start
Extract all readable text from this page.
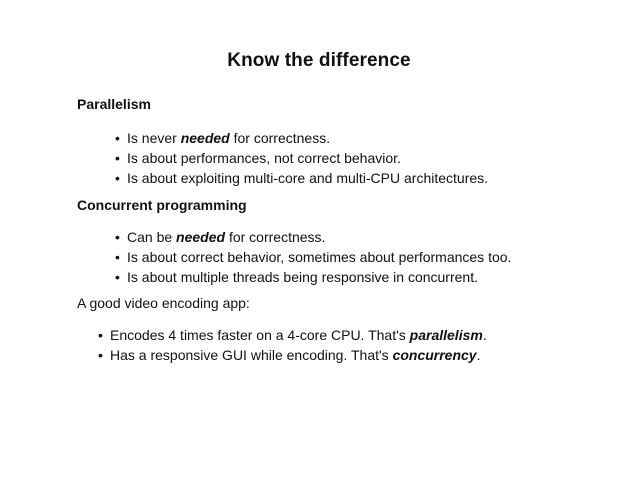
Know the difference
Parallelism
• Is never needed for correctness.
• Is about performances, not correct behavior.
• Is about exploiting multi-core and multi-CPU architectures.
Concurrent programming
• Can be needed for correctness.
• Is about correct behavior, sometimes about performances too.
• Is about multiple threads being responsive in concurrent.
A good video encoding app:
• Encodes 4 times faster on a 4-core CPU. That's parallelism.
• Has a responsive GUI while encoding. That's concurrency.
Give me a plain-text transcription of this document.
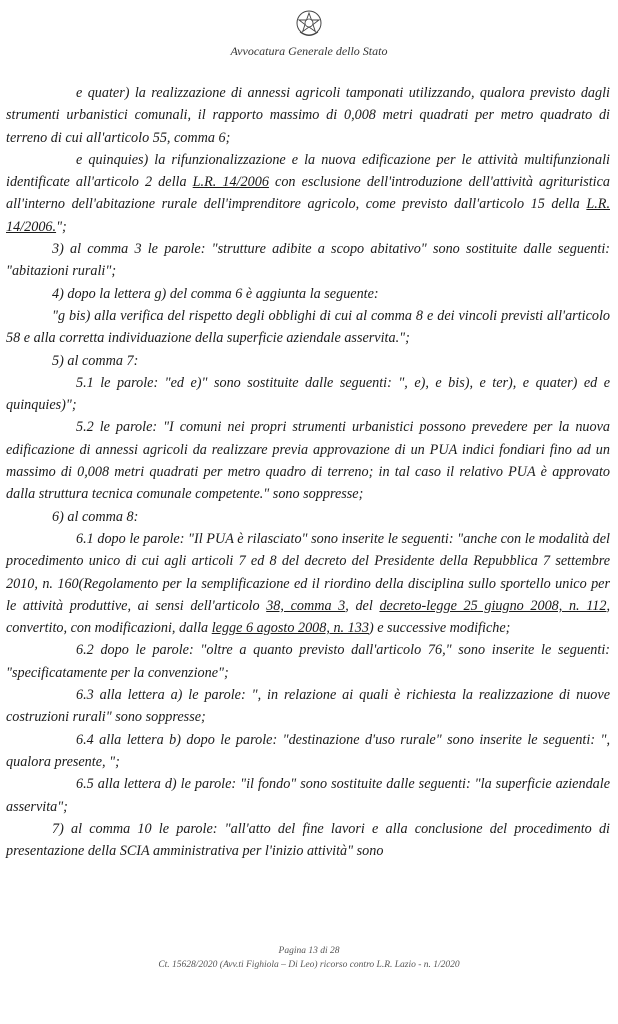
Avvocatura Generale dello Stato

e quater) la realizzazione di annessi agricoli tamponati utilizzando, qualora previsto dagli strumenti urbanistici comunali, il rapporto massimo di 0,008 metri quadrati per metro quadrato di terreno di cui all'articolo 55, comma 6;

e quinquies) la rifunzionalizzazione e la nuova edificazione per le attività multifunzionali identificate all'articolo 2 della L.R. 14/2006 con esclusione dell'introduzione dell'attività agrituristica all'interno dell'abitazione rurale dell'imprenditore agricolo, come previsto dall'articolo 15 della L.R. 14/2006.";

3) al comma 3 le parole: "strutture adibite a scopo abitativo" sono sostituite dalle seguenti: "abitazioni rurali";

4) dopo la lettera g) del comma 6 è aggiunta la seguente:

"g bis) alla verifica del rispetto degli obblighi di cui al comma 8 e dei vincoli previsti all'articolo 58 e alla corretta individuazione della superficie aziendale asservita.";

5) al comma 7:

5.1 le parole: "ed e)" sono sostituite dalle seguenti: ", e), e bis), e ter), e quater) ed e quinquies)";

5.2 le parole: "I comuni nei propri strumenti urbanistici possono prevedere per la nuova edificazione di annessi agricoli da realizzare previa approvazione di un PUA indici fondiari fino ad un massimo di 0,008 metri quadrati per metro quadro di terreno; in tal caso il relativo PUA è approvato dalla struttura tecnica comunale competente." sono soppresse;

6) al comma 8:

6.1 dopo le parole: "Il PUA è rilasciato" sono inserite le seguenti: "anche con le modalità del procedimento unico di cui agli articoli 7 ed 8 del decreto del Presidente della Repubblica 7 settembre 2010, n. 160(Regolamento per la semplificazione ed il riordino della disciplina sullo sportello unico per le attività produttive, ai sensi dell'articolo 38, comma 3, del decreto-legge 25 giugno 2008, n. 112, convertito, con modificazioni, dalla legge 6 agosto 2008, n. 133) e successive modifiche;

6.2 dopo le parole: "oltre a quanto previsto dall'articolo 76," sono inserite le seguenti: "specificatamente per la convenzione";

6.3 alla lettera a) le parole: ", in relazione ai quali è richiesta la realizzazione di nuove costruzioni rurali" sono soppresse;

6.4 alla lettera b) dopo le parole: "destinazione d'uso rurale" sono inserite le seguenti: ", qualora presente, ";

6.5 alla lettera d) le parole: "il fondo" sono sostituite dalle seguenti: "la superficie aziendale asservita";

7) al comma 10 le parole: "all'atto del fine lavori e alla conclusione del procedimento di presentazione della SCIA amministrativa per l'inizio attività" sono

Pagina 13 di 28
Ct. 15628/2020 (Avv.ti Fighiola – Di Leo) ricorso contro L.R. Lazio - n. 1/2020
end
§ STATED PROBLEM: Filter lines by "previsto" and return each hit.

§ TASK ANSWER:
e quater) la realizzazione di annessi agricoli tamponati utilizzando, qualora previsto dagli strumenti urbanistici comunali, il rapporto massimo di 0,008 metri quadrati per metro quadrato di terreno di cui all'articolo 55, comma 6;
e quinquies) la rifunzionalizzazione e la nuova edificazione per le attività multifunzionali identificate all'articolo 2 della L.R. 14/2006 con esclusione dell'introduzione dell'attività agrituristica all'interno dell'abitazione rurale dell'imprenditore agricolo, come previsto dall'articolo 15 della L.R. 14/2006.";
6.2 dopo le parole: "oltre a quanto previsto dall'articolo 76," sono inserite le seguenti: "specificatamente per la convenzione";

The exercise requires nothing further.